▸ Written exercise:
Every line below that holds the string "Circana" should be copied out.

• • • • • • •

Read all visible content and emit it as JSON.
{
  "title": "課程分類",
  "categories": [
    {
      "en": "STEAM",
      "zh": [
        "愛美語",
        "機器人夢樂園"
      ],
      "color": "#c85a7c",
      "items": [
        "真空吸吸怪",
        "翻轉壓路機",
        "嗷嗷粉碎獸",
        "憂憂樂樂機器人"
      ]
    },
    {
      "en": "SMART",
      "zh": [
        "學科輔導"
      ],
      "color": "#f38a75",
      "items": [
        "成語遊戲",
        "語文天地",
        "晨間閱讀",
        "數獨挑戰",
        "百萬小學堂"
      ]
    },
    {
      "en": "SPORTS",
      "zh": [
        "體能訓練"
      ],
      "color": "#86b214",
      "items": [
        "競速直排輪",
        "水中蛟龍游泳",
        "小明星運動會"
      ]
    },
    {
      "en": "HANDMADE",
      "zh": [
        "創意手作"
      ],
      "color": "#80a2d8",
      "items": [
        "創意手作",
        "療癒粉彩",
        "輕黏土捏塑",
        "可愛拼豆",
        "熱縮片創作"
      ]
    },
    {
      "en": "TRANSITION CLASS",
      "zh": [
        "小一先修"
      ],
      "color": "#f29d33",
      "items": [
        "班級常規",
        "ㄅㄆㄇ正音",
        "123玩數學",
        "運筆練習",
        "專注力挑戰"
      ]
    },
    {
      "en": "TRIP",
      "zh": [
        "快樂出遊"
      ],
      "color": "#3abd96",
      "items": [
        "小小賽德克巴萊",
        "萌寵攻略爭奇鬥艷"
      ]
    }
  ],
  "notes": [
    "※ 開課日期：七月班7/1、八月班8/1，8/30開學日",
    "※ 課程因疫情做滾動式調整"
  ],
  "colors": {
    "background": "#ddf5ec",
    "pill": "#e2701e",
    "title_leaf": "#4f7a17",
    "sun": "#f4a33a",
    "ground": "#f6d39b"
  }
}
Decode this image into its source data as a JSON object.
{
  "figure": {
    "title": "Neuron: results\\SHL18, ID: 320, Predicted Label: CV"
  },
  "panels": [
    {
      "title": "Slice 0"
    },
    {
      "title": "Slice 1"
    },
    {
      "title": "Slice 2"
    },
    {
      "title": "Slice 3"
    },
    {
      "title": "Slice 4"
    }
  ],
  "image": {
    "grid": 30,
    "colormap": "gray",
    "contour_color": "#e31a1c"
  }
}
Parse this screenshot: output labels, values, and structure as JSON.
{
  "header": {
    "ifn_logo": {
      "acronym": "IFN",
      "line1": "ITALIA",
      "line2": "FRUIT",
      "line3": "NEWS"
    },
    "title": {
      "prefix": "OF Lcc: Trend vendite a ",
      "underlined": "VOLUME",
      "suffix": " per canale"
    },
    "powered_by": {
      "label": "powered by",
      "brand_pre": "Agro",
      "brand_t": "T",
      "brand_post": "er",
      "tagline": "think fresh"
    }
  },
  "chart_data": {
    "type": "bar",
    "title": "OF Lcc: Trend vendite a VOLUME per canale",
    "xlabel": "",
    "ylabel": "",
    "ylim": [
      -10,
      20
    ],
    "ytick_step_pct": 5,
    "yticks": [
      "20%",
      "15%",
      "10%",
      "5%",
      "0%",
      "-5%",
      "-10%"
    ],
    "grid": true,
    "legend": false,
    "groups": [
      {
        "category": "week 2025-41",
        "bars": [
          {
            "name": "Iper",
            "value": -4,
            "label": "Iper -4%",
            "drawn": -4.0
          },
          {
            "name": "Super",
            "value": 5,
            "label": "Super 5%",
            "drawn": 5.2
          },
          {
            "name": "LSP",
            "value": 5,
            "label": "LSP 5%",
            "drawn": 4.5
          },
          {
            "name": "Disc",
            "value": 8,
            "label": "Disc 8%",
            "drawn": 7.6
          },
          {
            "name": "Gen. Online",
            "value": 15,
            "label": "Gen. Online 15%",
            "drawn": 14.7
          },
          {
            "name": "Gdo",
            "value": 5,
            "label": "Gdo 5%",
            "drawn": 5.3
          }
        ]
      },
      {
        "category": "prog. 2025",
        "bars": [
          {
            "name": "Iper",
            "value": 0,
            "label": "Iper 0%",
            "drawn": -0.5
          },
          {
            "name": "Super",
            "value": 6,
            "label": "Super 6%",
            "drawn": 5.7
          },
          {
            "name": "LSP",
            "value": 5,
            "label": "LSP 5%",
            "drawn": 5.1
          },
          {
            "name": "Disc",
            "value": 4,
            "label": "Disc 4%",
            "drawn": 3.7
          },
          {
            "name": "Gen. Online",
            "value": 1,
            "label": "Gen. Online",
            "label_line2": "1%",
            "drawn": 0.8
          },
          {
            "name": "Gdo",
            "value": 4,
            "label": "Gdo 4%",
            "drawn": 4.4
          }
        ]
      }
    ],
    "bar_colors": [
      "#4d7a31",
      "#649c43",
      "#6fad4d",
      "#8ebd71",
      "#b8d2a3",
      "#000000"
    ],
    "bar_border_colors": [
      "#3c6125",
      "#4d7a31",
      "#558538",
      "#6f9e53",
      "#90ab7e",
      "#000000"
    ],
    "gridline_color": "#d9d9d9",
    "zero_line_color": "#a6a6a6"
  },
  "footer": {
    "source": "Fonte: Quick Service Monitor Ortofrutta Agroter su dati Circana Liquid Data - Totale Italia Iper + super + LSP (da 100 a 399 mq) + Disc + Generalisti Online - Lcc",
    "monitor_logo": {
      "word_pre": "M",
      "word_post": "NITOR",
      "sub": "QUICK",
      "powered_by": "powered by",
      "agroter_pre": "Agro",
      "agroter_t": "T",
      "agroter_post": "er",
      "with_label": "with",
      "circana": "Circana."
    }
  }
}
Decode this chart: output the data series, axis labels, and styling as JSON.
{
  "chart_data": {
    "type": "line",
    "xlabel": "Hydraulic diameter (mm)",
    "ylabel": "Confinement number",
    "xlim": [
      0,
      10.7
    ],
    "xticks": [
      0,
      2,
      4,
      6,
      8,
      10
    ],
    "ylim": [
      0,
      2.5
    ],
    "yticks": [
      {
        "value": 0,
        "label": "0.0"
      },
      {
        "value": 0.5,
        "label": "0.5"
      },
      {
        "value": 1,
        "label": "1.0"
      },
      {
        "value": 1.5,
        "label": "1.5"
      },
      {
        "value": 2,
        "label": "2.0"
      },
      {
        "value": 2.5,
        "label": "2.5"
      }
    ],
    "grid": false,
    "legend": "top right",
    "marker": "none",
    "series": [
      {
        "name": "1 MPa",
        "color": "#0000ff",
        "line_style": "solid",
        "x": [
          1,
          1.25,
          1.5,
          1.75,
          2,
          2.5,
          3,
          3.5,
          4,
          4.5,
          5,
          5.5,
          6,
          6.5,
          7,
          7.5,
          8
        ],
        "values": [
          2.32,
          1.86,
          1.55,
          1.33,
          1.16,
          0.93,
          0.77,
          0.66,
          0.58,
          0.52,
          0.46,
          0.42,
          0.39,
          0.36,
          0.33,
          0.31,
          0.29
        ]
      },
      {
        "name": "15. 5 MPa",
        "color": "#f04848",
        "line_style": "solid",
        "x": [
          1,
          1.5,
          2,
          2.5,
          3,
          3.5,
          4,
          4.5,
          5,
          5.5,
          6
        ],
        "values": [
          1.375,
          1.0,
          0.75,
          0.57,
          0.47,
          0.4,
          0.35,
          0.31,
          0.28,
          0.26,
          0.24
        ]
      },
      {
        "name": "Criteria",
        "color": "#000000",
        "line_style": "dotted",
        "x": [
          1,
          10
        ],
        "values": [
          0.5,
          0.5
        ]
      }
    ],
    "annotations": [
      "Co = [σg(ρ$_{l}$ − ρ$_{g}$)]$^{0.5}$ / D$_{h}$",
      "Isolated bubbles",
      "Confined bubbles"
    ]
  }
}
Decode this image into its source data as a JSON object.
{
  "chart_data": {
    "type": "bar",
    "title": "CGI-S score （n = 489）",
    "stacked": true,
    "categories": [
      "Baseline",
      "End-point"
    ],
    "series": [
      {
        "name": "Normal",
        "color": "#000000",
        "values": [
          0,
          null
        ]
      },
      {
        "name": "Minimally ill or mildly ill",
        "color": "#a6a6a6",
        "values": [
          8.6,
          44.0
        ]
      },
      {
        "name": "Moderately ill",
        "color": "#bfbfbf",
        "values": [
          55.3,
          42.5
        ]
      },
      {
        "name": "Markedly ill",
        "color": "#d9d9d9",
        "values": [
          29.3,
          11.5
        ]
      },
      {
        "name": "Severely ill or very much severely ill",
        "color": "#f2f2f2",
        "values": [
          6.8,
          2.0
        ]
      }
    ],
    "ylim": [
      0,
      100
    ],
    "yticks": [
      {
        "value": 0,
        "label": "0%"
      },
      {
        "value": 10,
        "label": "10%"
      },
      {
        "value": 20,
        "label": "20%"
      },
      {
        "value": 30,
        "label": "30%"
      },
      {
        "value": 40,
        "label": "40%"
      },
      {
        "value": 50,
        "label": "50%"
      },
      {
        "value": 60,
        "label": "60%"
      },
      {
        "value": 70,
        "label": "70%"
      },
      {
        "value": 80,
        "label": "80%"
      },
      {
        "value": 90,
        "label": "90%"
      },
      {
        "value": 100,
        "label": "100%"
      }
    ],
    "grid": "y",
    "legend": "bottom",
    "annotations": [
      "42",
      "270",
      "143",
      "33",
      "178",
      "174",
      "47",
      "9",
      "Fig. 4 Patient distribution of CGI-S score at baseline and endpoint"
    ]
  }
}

• • • • • • •

▸ In response:
    "source": "Fonte: Quick Service Monitor Ortofrutta Agroter su dati Circana Liquid Data - Totale Italia Iper + super + LSP (da 100 a 399 mq) + Disc + Generalisti Online - Lcc",
      "circana": "Circana."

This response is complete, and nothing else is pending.